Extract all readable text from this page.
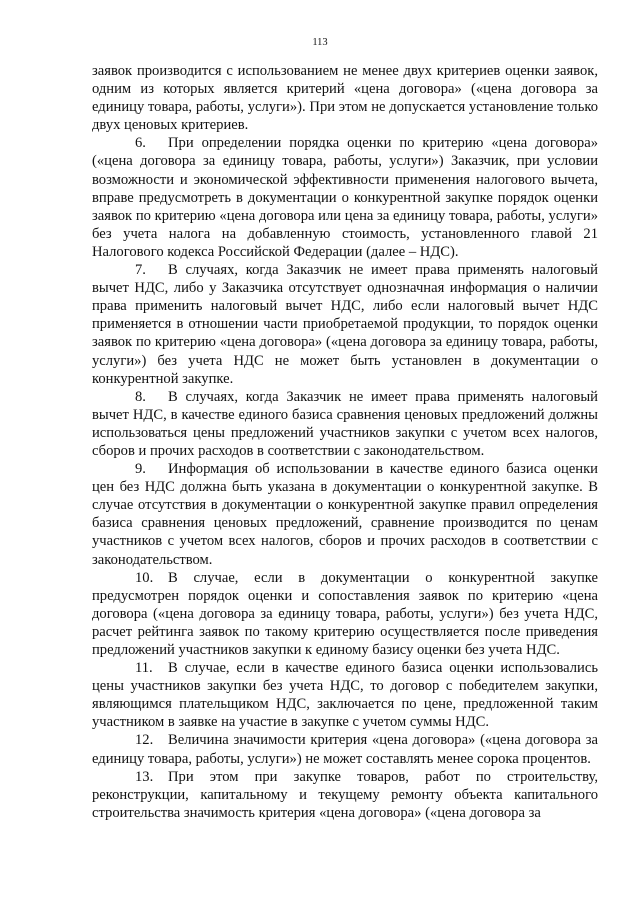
113

заявок производится с использованием не менее двух критериев оценки заявок, одним из которых является критерий «цена договора» («цена договора за единицу товара, работы, услуги»). При этом не допускается установление только двух ценовых критериев.

6. При определении порядка оценки по критерию «цена договора» («цена договора за единицу товара, работы, услуги») Заказчик, при условии возможности и экономической эффективности применения налогового вычета, вправе предусмотреть в документации о конкурентной закупке порядок оценки заявок по критерию «цена договора или цена за единицу товара, работы, услуги» без учета налога на добавленную стоимость, установленного главой 21 Налогового кодекса Российской Федерации (далее – НДС).

7. В случаях, когда Заказчик не имеет права применять налоговый вычет НДС, либо у Заказчика отсутствует однозначная информация о наличии права применить налоговый вычет НДС, либо если налоговый вычет НДС применяется в отношении части приобретаемой продукции, то порядок оценки заявок по критерию «цена договора» («цена договора за единицу товара, работы, услуги») без учета НДС не может быть установлен в документации о конкурентной закупке.

8. В случаях, когда Заказчик не имеет права применять налоговый вычет НДС, в качестве единого базиса сравнения ценовых предложений должны использоваться цены предложений участников закупки с учетом всех налогов, сборов и прочих расходов в соответствии с законодательством.

9. Информация об использовании в качестве единого базиса оценки цен без НДС должна быть указана в документации о конкурентной закупке. В случае отсутствия в документации о конкурентной закупке правил определения базиса сравнения ценовых предложений, сравнение производится по ценам участников с учетом всех налогов, сборов и прочих расходов в соответствии с законодательством.

10. В случае, если в документации о конкурентной закупке предусмотрен порядок оценки и сопоставления заявок по критерию «цена договора («цена договора за единицу товара, работы, услуги») без учета НДС, расчет рейтинга заявок по такому критерию осуществляется после приведения предложений участников закупки к единому базису оценки без учета НДС.

11. В случае, если в качестве единого базиса оценки использовались цены участников закупки без учета НДС, то договор с победителем закупки, являющимся плательщиком НДС, заключается по цене, предложенной таким участником в заявке на участие в закупке с учетом суммы НДС.

12. Величина значимости критерия «цена договора» («цена договора за единицу товара, работы, услуги») не может составлять менее сорока процентов.

13. При этом при закупке товаров, работ по строительству, реконструкции, капитальному и текущему ремонту объекта капитального строительства значимость критерия «цена договора» («цена договора за
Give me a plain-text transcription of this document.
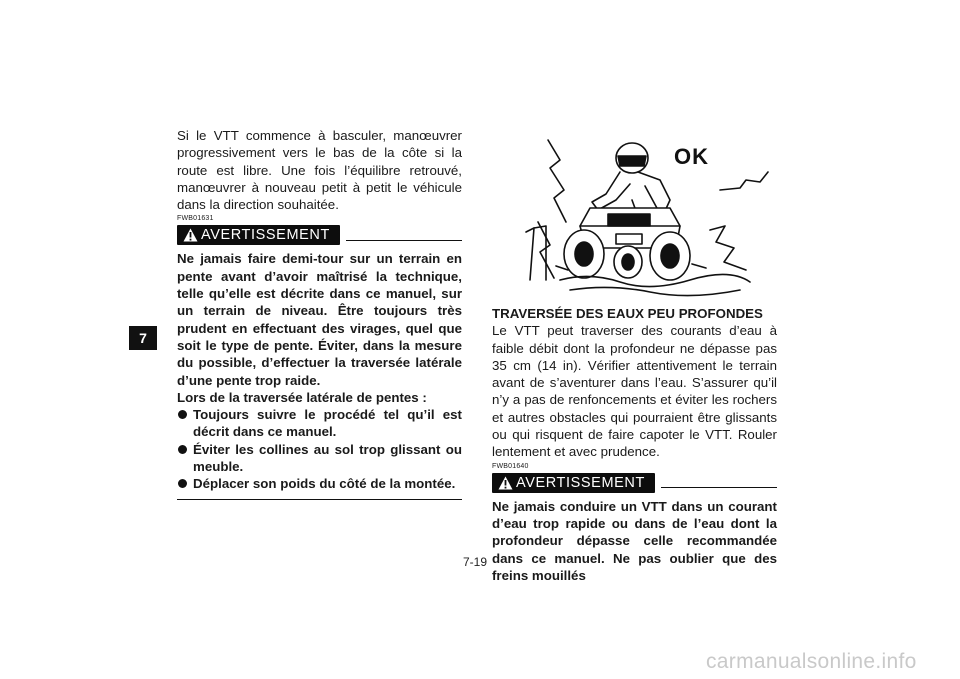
7

Si le VTT commence à basculer, manœuvrer progressivement vers le bas de la côte si la route est libre. Une fois l’équilibre retrouvé, manœuvrer à nouveau petit à petit le véhicule dans la direction souhaitée.

FWB01631
AVERTISSEMENT

Ne jamais faire demi-tour sur un terrain en pente avant d’avoir maîtrisé la technique, telle qu’elle est décrite dans ce manuel, sur un terrain de niveau. Être toujours très prudent en effectuant des virages, quel que soit le type de pente. Éviter, dans la mesure du possible, d’effectuer la traversée latérale d’une pente trop raide.

Lors de la traversée latérale de pentes :

Toujours suivre le procédé tel qu’il est décrit dans ce manuel.
Éviter les collines au sol trop glissant ou meuble.
Déplacer son poids du côté de la montée.
OK

TRAVERSÉE DES EAUX PEU PROFONDES

Le VTT peut traverser des courants d’eau à faible débit dont la profondeur ne dépasse pas 35 cm (14 in). Vérifier attentivement le terrain avant de s’aventurer dans l’eau. S’assurer qu’il n’y a pas de renfoncements et éviter les rochers et autres obstacles qui pourraient être glissants ou qui risquent de faire capoter le VTT. Rouler lentement et avec prudence.

FWB01640
AVERTISSEMENT

Ne jamais conduire un VTT dans un courant d’eau trop rapide ou dans de l’eau dont la profondeur dépasse celle recommandée dans ce manuel. Ne pas oublier que des freins mouillés

7-19
carmanualsonline.info
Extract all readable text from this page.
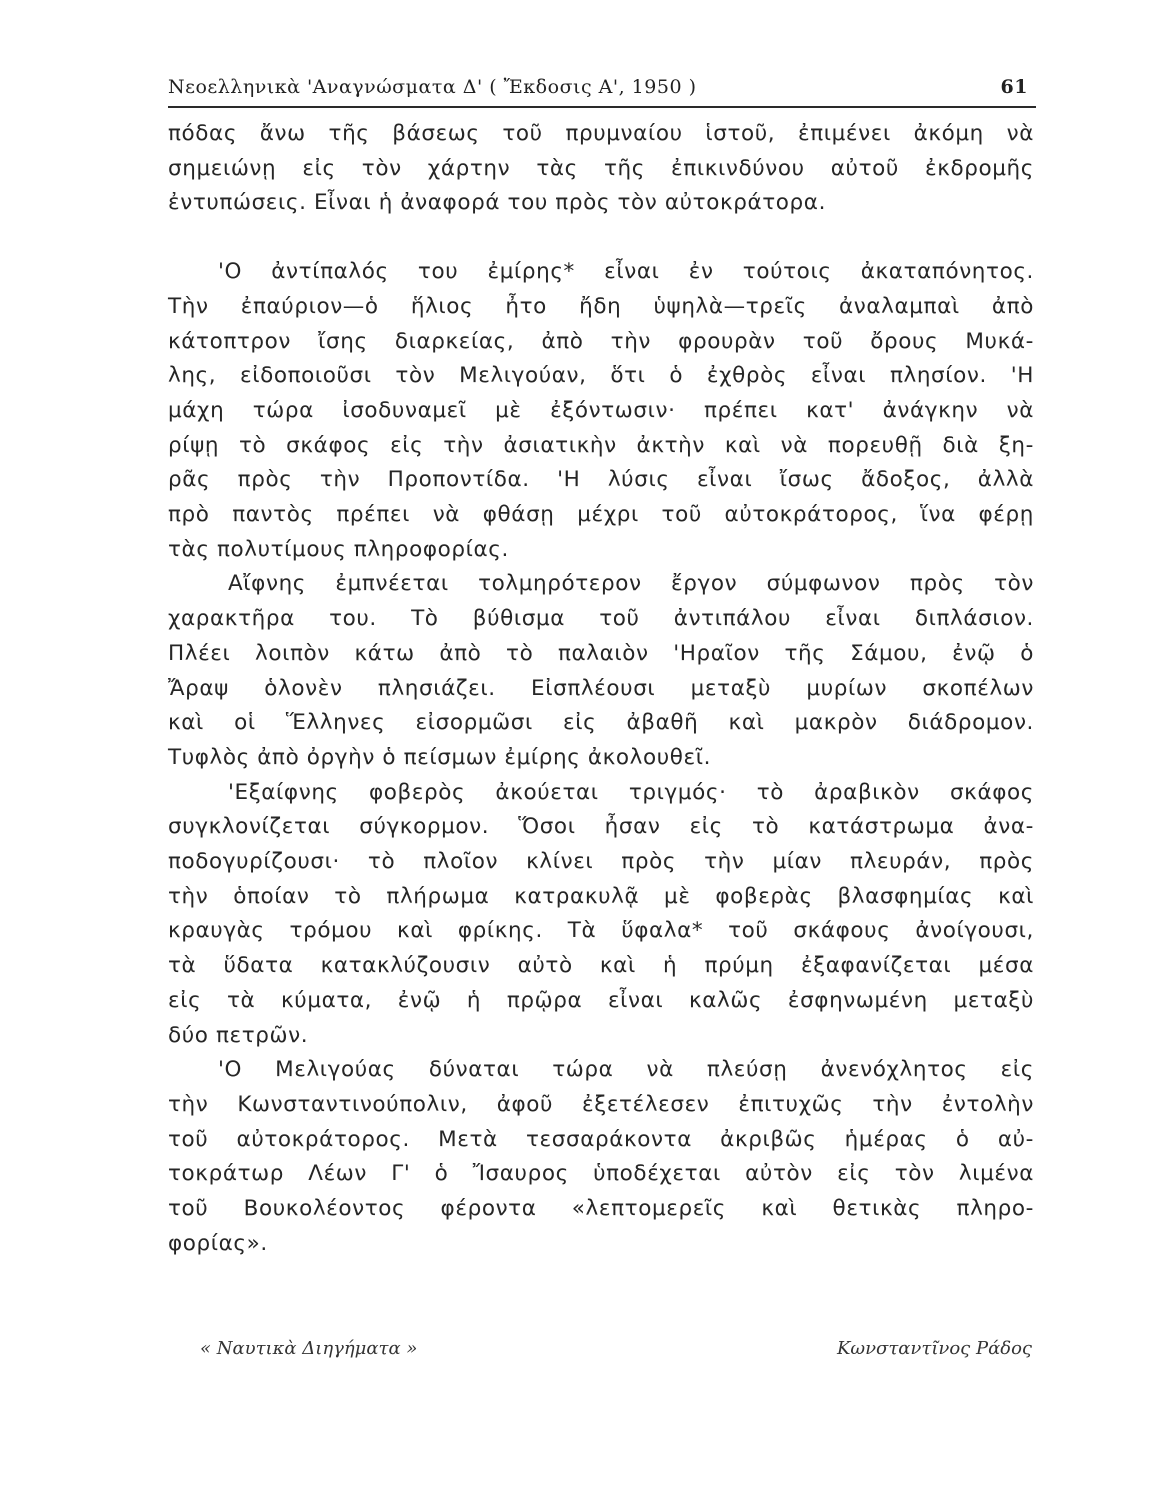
Νεοελληνικὰ 'Αναγνώσματα Δ' ( Ἔκδοσις Α', 1950 )	61

πόδας ἄνω τῆς βάσεως τοῦ πρυμναίου ἱστοῦ, ἐπιμένει ἀκόμη νὰ
σημειώνῃ εἰς τὸν χάρτην τὰς τῆς ἐπικινδύνου αὐτοῦ ἐκδρομῆς
ἐντυπώσεις. Εἶναι ἡ ἀναφορά του πρὸς τὸν αὐτοκράτορα.

'Ο ἀντίπαλός του ἐμίρης* εἶναι ἐν τούτοις ἀκαταπόνητος.
Τὴν ἐπαύριον—ὁ ἥλιος ἦτο ἤδη ὑψηλὰ—τρεῖς ἀναλαμπαὶ ἀπὸ
κάτοπτρον ἴσης διαρκείας, ἀπὸ τὴν φρουρὰν τοῦ ὄρους Μυκά-
λης, εἰδοποιοῦσι τὸν Μελιγούαν, ὅτι ὁ ἐχθρὸς εἶναι πλησίον. 'Η
μάχη τώρα ἰσοδυναμεῖ μὲ ἐξόντωσιν· πρέπει κατ' ἀνάγκην νὰ
ρίψῃ τὸ σκάφος εἰς τὴν ἀσιατικὴν ἀκτὴν καὶ νὰ πορευθῇ διὰ ξη-
ρᾶς πρὸς τὴν Προποντίδα. 'Η λύσις εἶναι ἴσως ἄδοξος, ἀλλὰ
πρὸ παντὸς πρέπει νὰ φθάσῃ μέχρι τοῦ αὐτοκράτορος, ἵνα φέρῃ
τὰς πολυτίμους πληροφορίας.

Αἴφνης ἐμπνέεται τολμηρότερον ἔργον σύμφωνον πρὸς τὸν
χαρακτῆρα του. Τὸ βύθισμα τοῦ ἀντιπάλου εἶναι διπλάσιον.
Πλέει λοιπὸν κάτω ἀπὸ τὸ παλαιὸν 'Ηραῖον τῆς Σάμου, ἐνῷ ὁ
Ἄραψ ὁλονὲν πλησιάζει. Εἰσπλέουσι μεταξὺ μυρίων σκοπέλων
καὶ οἱ Ἕλληνες εἰσορμῶσι εἰς ἀβαθῆ καὶ μακρὸν διάδρομον.
Τυφλὸς ἀπὸ ὀργὴν ὁ πείσμων ἐμίρης ἀκολουθεῖ.

'Εξαίφνης φοβερὸς ἀκούεται τριγμός· τὸ ἀραβικὸν σκάφος
συγκλονίζεται σύγκορμον. Ὅσοι ἦσαν εἰς τὸ κατάστρωμα ἀνα-
ποδογυρίζουσι· τὸ πλοῖον κλίνει πρὸς τὴν μίαν πλευράν, πρὸς
τὴν ὁποίαν τὸ πλήρωμα κατρακυλᾷ μὲ φοβερὰς βλασφημίας καὶ
κραυγὰς τρόμου καὶ φρίκης. Τὰ ὕφαλα* τοῦ σκάφους ἀνοίγουσι,
τὰ ὕδατα κατακλύζουσιν αὐτὸ καὶ ἡ πρύμη ἐξαφανίζεται μέσα
εἰς τὰ κύματα, ἐνῷ ἡ πρῷρα εἶναι καλῶς ἐσφηνωμένη μεταξὺ
δύο πετρῶν.

'Ο Μελιγούας δύναται τώρα νὰ πλεύσῃ ἀνενόχλητος εἰς
τὴν Κωνσταντινούπολιν, ἀφοῦ ἐξετέλεσεν ἐπιτυχῶς τὴν ἐντολὴν
τοῦ αὐτοκράτορος. Μετὰ τεσσαράκοντα ἀκριβῶς ἡμέρας ὁ αὐ-
τοκράτωρ Λέων Γ' ὁ Ἴσαυρος ὑποδέχεται αὐτὸν εἰς τὸν λιμένα
τοῦ Βουκολέοντος φέροντα «λεπτομερεῖς καὶ θετικὰς πληρο-
φορίας».

« Ναυτικὰ Διηγήματα »	Κωνσταντῖνος Ράδος
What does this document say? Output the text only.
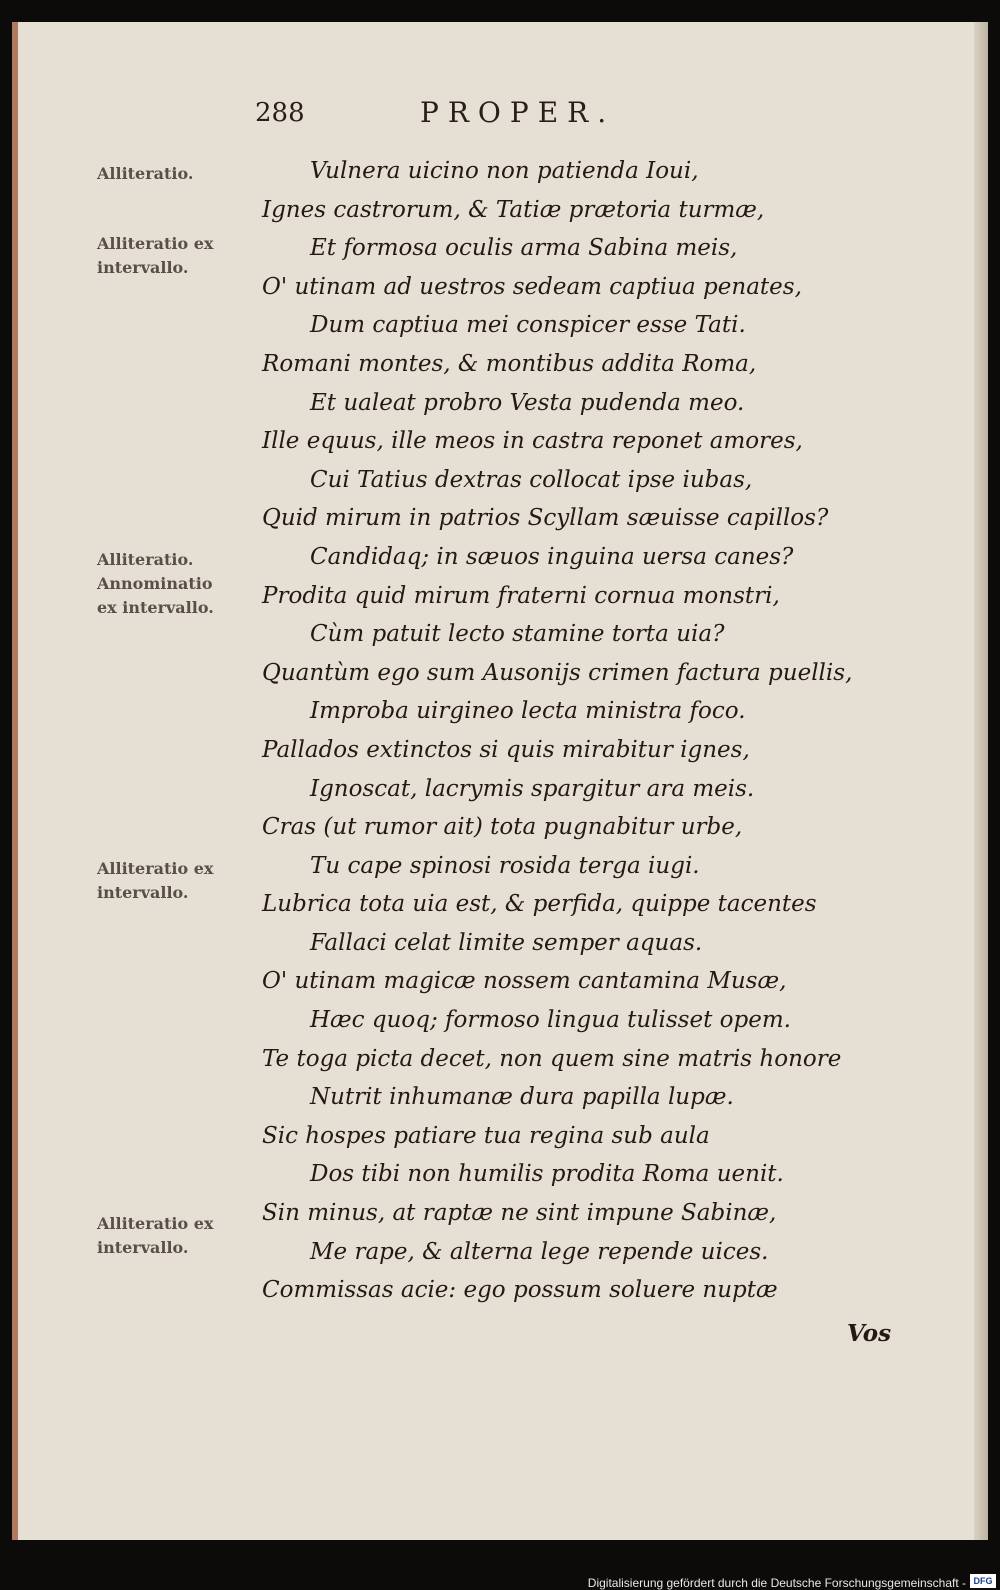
288	PROPER.
Alliteratio.
Alliteratio ex
intervallo.
Alliteratio.
Annominatio
ex intervallo.
Alliteratio ex
intervallo.
Alliteratio ex
intervallo.
Vulnera uicino non patienda Ioui,
Ignes castrorum, & Tatiæ prætoria turmæ,
Et formosa oculis arma Sabina meis,
O' utinam ad uestros sedeam captiua penates,
Dum captiua mei conspicer esse Tati.
Romani montes, & montibus addita Roma,
Et ualeat probro Vesta pudenda meo.
Ille equus, ille meos in castra reponet amores,
Cui Tatius dextras collocat ipse iubas,
Quid mirum in patrios Scyllam sæuisse capillos?
Candidaq; in sæuos inguina uersa canes?
Prodita quid mirum fraterni cornua monstri,
Cùm patuit lecto stamine torta uia?
Quantùm ego sum Ausonijs crimen factura puellis,
Improba uirgineo lecta ministra foco.
Pallados extinctos si quis mirabitur ignes,
Ignoscat, lacrymis spargitur ara meis.
Cras (ut rumor ait) tota pugnabitur urbe,
Tu cape spinosi rosida terga iugi.
Lubrica tota uia est, & perfida, quippe tacentes
Fallaci celat limite semper aquas.
O' utinam magicæ nossem cantamina Musæ,
Hæc quoq; formoso lingua tulisset opem.
Te toga picta decet, non quem sine matris honore
Nutrit inhumanæ dura papilla lupæ.
Sic hospes patiare tua regina sub aula
Dos tibi non humilis prodita Roma uenit.
Sin minus, at raptæ ne sint impune Sabinæ,
Me rape, & alterna lege repende uices.
Commissas acie: ego possum soluere nuptæ
Vos
Digitalisierung gefördert durch die Deutsche Forschungsgemeinschaft - DFG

Exercise directions: Write out every line of the preceding listing that contains "captiua".

Exercise solution:
O' utinam ad uestros sedeam captiua penates,
Dum captiua mei conspicer esse Tati.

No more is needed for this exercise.